What you are asked to do:
Copy the following lines word for word, leaving out the pictures.

Recorded data:
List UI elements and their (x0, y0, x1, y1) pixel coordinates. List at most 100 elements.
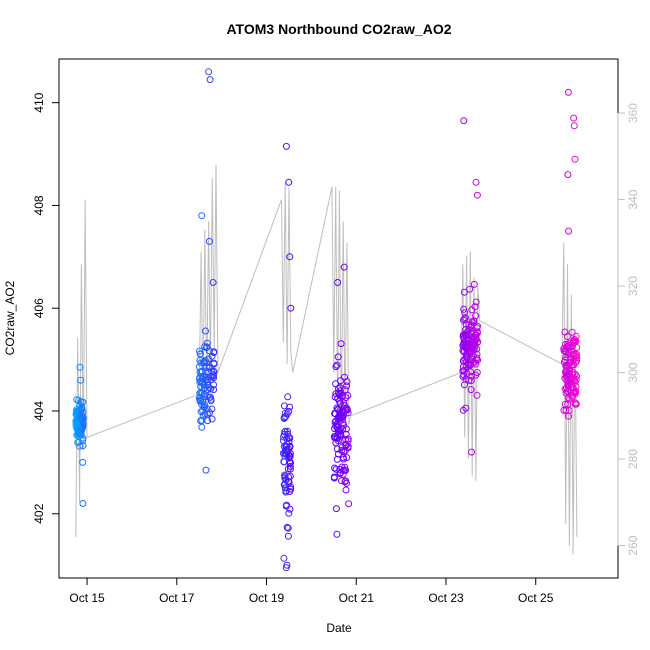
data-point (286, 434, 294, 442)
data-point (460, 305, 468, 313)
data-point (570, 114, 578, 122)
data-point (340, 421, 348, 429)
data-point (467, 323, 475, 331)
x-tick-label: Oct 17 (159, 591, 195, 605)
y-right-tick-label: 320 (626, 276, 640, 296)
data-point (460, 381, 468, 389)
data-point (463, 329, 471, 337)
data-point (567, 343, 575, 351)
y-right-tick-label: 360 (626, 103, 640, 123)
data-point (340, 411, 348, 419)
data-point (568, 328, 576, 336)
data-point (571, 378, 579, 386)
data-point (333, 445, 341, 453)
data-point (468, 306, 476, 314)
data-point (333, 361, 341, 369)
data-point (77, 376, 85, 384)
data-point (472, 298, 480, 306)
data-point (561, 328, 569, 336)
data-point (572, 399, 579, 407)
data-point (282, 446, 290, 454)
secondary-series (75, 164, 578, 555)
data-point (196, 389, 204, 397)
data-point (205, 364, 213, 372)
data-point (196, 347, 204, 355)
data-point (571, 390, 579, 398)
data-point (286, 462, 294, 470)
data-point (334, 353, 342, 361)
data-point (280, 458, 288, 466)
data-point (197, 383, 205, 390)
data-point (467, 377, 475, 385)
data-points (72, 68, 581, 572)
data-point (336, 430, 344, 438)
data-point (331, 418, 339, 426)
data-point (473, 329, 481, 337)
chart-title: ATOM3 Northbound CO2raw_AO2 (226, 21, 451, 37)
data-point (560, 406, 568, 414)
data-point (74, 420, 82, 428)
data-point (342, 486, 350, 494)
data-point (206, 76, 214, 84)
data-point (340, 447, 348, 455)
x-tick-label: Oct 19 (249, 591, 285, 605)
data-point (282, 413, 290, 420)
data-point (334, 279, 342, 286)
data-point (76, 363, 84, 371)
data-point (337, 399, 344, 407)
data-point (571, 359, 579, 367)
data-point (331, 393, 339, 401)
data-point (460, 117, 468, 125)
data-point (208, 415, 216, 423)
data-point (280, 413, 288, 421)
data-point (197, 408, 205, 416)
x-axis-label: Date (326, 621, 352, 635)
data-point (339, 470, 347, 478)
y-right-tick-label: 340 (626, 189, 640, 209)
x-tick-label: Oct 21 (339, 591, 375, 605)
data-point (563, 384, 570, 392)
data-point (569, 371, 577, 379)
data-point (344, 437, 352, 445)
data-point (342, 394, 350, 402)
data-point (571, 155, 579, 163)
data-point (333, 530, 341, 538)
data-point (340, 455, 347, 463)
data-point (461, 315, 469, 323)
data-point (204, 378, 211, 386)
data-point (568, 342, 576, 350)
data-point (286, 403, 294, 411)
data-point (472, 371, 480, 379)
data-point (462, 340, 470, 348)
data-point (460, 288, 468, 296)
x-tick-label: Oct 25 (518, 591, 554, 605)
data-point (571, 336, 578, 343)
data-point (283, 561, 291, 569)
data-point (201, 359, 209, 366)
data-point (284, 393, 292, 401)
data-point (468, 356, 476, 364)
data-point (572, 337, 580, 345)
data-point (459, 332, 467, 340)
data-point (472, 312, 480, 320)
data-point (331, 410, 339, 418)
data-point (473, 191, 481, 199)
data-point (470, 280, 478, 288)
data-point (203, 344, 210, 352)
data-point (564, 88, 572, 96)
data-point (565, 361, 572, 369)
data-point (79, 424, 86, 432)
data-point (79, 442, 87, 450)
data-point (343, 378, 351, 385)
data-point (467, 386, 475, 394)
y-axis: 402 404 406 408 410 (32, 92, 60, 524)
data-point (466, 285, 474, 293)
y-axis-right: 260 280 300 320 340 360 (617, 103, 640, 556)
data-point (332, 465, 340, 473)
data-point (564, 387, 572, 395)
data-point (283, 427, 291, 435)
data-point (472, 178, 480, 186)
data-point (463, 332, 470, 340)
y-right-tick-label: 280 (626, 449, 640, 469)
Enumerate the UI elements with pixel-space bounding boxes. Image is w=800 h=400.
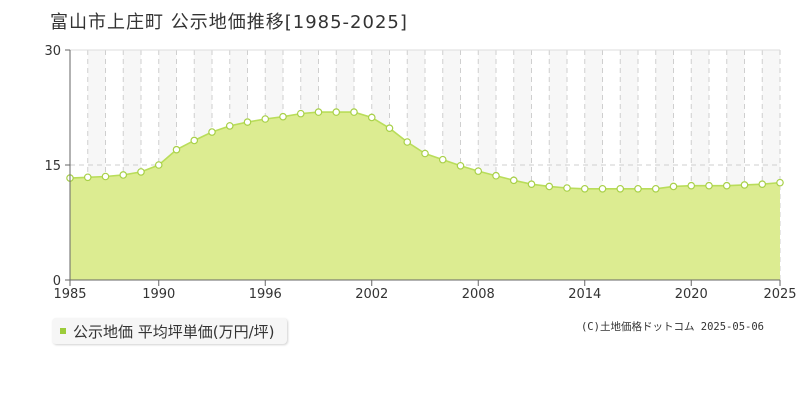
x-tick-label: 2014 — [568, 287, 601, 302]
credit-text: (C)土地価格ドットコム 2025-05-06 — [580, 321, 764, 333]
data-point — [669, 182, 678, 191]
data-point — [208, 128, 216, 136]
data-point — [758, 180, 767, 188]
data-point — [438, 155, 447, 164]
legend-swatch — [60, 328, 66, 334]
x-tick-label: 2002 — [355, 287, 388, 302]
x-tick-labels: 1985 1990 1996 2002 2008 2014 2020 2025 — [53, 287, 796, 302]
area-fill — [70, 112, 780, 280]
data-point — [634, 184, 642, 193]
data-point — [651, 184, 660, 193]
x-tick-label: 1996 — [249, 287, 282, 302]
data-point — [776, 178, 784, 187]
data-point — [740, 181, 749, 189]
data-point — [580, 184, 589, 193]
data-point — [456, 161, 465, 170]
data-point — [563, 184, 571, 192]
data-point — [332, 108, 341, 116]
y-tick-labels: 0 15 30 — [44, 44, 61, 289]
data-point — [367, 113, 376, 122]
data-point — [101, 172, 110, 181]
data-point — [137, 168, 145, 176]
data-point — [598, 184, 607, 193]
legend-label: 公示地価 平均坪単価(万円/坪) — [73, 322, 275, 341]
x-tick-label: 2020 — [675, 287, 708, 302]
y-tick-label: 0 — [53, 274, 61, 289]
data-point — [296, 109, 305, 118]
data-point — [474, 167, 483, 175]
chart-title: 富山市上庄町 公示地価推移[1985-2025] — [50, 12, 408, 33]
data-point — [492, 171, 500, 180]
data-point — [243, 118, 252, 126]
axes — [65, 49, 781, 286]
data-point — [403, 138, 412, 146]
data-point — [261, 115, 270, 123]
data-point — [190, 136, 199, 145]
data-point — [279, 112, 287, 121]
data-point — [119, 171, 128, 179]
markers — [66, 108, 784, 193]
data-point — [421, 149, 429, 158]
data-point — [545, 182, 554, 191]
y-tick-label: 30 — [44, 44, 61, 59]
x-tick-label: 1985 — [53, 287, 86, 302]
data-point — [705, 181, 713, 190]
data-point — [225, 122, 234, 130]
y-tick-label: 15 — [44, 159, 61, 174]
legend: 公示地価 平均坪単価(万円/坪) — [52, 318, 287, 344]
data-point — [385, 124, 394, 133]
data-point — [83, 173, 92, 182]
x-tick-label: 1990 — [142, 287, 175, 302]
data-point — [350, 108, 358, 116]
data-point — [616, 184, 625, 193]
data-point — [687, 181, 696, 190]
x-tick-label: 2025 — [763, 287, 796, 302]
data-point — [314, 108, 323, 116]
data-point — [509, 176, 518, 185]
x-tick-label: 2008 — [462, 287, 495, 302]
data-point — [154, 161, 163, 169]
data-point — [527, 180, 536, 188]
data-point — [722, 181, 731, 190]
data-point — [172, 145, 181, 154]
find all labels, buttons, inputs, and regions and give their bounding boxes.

The solution:
List UI elements and their (x0, y0, x1, y1) pixel coordinates. List at most 100 elements.
data-point (286, 434, 294, 442)
data-point (460, 305, 468, 313)
data-point (570, 114, 578, 122)
data-point (340, 421, 348, 429)
data-point (467, 323, 475, 331)
x-tick-label: Oct 17 (159, 591, 195, 605)
y-right-tick-label: 320 (626, 276, 640, 296)
data-point (460, 381, 468, 389)
data-point (463, 329, 471, 337)
data-point (567, 343, 575, 351)
y-right-tick-label: 360 (626, 103, 640, 123)
data-point (340, 411, 348, 419)
data-point (568, 328, 576, 336)
data-point (571, 378, 579, 386)
data-point (333, 445, 341, 453)
data-point (468, 306, 476, 314)
data-point (333, 361, 341, 369)
data-point (77, 376, 85, 384)
data-point (472, 298, 480, 306)
data-point (561, 328, 569, 336)
data-point (572, 399, 579, 407)
data-point (282, 446, 290, 454)
secondary-series (75, 164, 578, 555)
data-point (196, 389, 204, 397)
data-point (205, 364, 213, 372)
data-point (196, 347, 204, 355)
data-point (571, 390, 579, 398)
data-point (286, 462, 294, 470)
data-point (334, 353, 342, 361)
data-point (280, 458, 288, 466)
data-point (197, 383, 205, 390)
data-point (467, 377, 475, 385)
data-points (72, 68, 581, 572)
data-point (336, 430, 344, 438)
data-point (331, 418, 339, 426)
data-point (473, 329, 481, 337)
chart-title: ATOM3 Northbound CO2raw_AO2 (226, 21, 451, 37)
data-point (560, 406, 568, 414)
data-point (74, 420, 82, 428)
data-point (342, 486, 350, 494)
data-point (206, 76, 214, 84)
data-point (340, 447, 348, 455)
x-tick-label: Oct 19 (249, 591, 285, 605)
data-point (282, 413, 290, 420)
data-point (334, 279, 342, 286)
data-point (76, 363, 84, 371)
data-point (337, 399, 344, 407)
data-point (571, 359, 579, 367)
data-point (331, 393, 339, 401)
data-point (460, 117, 468, 125)
data-point (208, 415, 216, 423)
data-point (280, 413, 288, 421)
data-point (197, 408, 205, 416)
x-axis-label: Date (326, 621, 352, 635)
data-point (339, 470, 347, 478)
y-right-tick-label: 340 (626, 189, 640, 209)
x-tick-label: Oct 21 (339, 591, 375, 605)
data-point (563, 384, 570, 392)
data-point (569, 371, 577, 379)
data-point (344, 437, 352, 445)
data-point (342, 394, 350, 402)
data-point (571, 155, 579, 163)
data-point (333, 530, 341, 538)
data-point (340, 455, 347, 463)
data-point (461, 315, 469, 323)
data-point (204, 378, 211, 386)
data-point (568, 342, 576, 350)
data-point (286, 403, 294, 411)
data-point (472, 371, 480, 379)
data-point (462, 340, 470, 348)
data-point (460, 288, 468, 296)
x-tick-label: Oct 25 (518, 591, 554, 605)
data-point (571, 336, 578, 343)
data-point (283, 561, 291, 569)
data-point (201, 359, 209, 366)
data-point (284, 393, 292, 401)
data-point (468, 356, 476, 364)
data-point (572, 337, 580, 345)
data-point (459, 332, 467, 340)
data-point (472, 312, 480, 320)
data-point (331, 410, 339, 418)
data-point (473, 191, 481, 199)
data-point (470, 280, 478, 288)
data-point (203, 344, 210, 352)
data-point (564, 88, 572, 96)
data-point (565, 361, 572, 369)
data-point (79, 424, 86, 432)
data-point (79, 442, 87, 450)
data-point (343, 378, 351, 385)
data-point (467, 386, 475, 394)
y-axis: 402 404 406 408 410 (32, 92, 60, 524)
data-point (466, 285, 474, 293)
y-axis-right: 260 280 300 320 340 360 (617, 103, 640, 556)
data-point (332, 465, 340, 473)
data-point (564, 387, 572, 395)
data-point (283, 427, 291, 435)
data-point (472, 178, 480, 186)
data-point (463, 332, 470, 340)
y-right-tick-label: 280 (626, 449, 640, 469)
Enumerate the UI elements with pixel-space bounding boxes. Image is w=800 h=400.
x-tick-label: 2014 — [568, 287, 601, 302]
credit-text: (C)土地価格ドットコム 2025-05-06 — [580, 321, 764, 333]
data-point — [669, 182, 678, 191]
data-point — [208, 128, 216, 136]
data-point — [758, 180, 767, 188]
data-point — [438, 155, 447, 164]
legend-swatch — [60, 328, 66, 334]
x-tick-label: 2002 — [355, 287, 388, 302]
x-tick-labels: 1985 1990 1996 2002 2008 2014 2020 2025 — [53, 287, 796, 302]
area-fill — [70, 112, 780, 280]
data-point — [634, 184, 642, 193]
data-point — [651, 184, 660, 193]
x-tick-label: 1996 — [249, 287, 282, 302]
data-point — [776, 178, 784, 187]
data-point — [740, 181, 749, 189]
data-point — [580, 184, 589, 193]
data-point — [456, 161, 465, 170]
data-point — [563, 184, 571, 192]
data-point — [332, 108, 341, 116]
y-tick-labels: 0 15 30 — [44, 44, 61, 289]
data-point — [367, 113, 376, 122]
data-point — [101, 172, 110, 181]
data-point — [137, 168, 145, 176]
data-point — [598, 184, 607, 193]
legend-label: 公示地価 平均坪単価(万円/坪) — [73, 322, 275, 341]
x-tick-label: 2020 — [675, 287, 708, 302]
y-tick-label: 0 — [53, 274, 61, 289]
data-point — [296, 109, 305, 118]
data-point — [474, 167, 483, 175]
chart-title: 富山市上庄町 公示地価推移[1985-2025] — [50, 12, 408, 33]
data-point — [492, 171, 500, 180]
data-point — [243, 118, 252, 126]
axes — [65, 49, 781, 286]
data-point — [403, 138, 412, 146]
data-point — [261, 115, 270, 123]
data-point — [190, 136, 199, 145]
data-point — [279, 112, 287, 121]
data-point — [119, 171, 128, 179]
markers — [66, 108, 784, 193]
data-point — [421, 149, 429, 158]
data-point — [545, 182, 554, 191]
y-tick-label: 30 — [44, 44, 61, 59]
x-tick-label: 1985 — [53, 287, 86, 302]
data-point — [705, 181, 713, 190]
data-point — [225, 122, 234, 130]
y-tick-label: 15 — [44, 159, 61, 174]
legend: 公示地価 平均坪単価(万円/坪) — [52, 318, 287, 344]
data-point — [385, 124, 394, 133]
data-point — [83, 173, 92, 182]
x-tick-label: 1990 — [142, 287, 175, 302]
data-point — [350, 108, 358, 116]
data-point — [616, 184, 625, 193]
data-point — [687, 181, 696, 190]
x-tick-label: 2025 — [763, 287, 796, 302]
data-point — [314, 108, 323, 116]
data-point — [509, 176, 518, 185]
x-tick-label: 2008 — [462, 287, 495, 302]
data-point — [154, 161, 163, 169]
data-point — [527, 180, 536, 188]
data-point — [722, 181, 731, 190]
data-point — [172, 145, 181, 154]
find all labels, buttons, inputs, and regions and give their bounding boxes.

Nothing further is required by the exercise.